:: Input data
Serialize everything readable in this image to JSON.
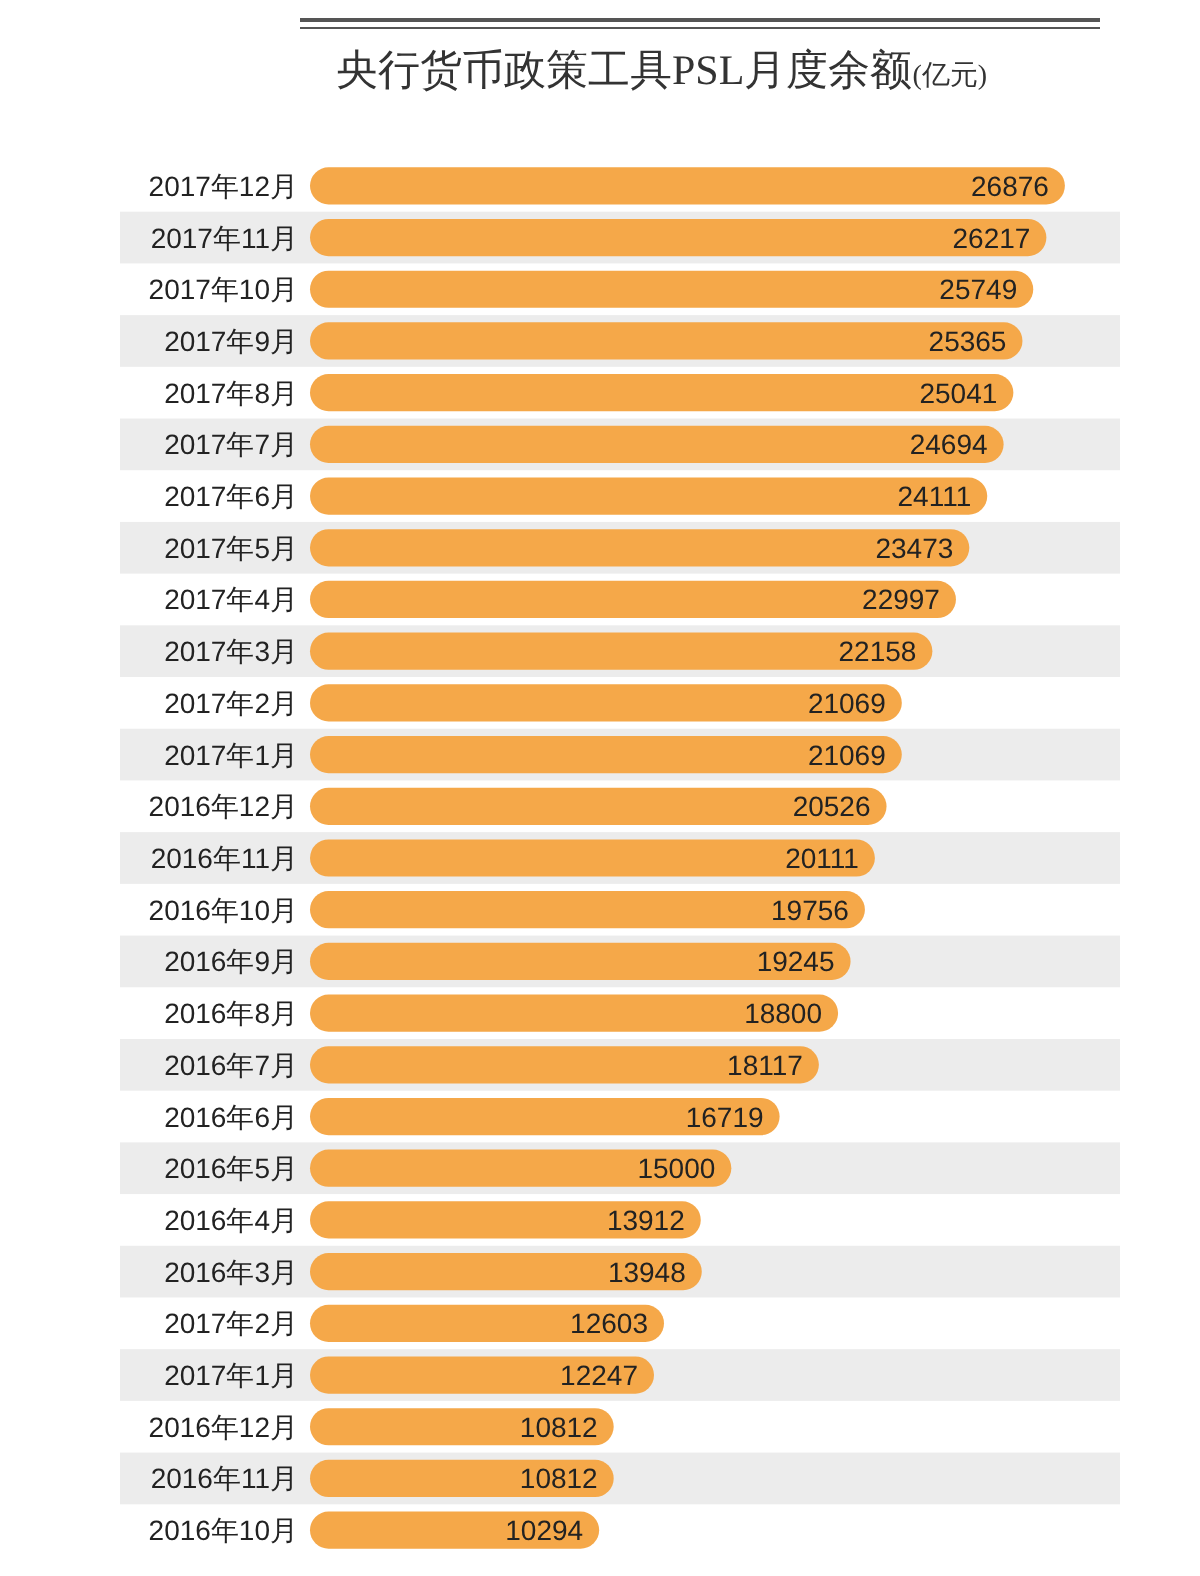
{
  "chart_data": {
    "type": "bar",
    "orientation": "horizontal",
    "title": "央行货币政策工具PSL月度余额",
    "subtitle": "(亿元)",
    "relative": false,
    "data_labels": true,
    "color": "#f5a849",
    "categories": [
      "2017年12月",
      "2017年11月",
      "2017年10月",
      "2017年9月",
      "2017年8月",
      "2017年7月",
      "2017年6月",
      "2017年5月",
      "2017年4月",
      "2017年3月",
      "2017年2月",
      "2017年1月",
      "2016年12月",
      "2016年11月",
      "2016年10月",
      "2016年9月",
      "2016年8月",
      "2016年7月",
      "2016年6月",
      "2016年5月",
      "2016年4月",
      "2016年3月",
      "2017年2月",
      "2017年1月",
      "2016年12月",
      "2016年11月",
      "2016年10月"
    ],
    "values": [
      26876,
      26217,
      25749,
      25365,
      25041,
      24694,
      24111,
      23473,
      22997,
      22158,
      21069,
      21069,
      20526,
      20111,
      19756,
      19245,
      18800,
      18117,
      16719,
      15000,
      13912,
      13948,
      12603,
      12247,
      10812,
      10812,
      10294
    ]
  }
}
::::
#### Exercise details:
Copy all the entries word for word. Omit any pictures.

#### Exercise solution:
Serialize everything readable in this image to JSON.
{
  "chart_data": {
    "type": "bar",
    "orientation": "horizontal",
    "title": "央行货币政策工具PSL月度余额",
    "subtitle": "(亿元)",
    "relative": false,
    "data_labels": true,
    "color": "#f5a849",
    "categories": [
      "2017年12月",
      "2017年11月",
      "2017年10月",
      "2017年9月",
      "2017年8月",
      "2017年7月",
      "2017年6月",
      "2017年5月",
      "2017年4月",
      "2017年3月",
      "2017年2月",
      "2017年1月",
      "2016年12月",
      "2016年11月",
      "2016年10月",
      "2016年9月",
      "2016年8月",
      "2016年7月",
      "2016年6月",
      "2016年5月",
      "2016年4月",
      "2016年3月",
      "2017年2月",
      "2017年1月",
      "2016年12月",
      "2016年11月",
      "2016年10月"
    ],
    "values": [
      26876,
      26217,
      25749,
      25365,
      25041,
      24694,
      24111,
      23473,
      22997,
      22158,
      21069,
      21069,
      20526,
      20111,
      19756,
      19245,
      18800,
      18117,
      16719,
      15000,
      13912,
      13948,
      12603,
      12247,
      10812,
      10812,
      10294
    ]
  }
}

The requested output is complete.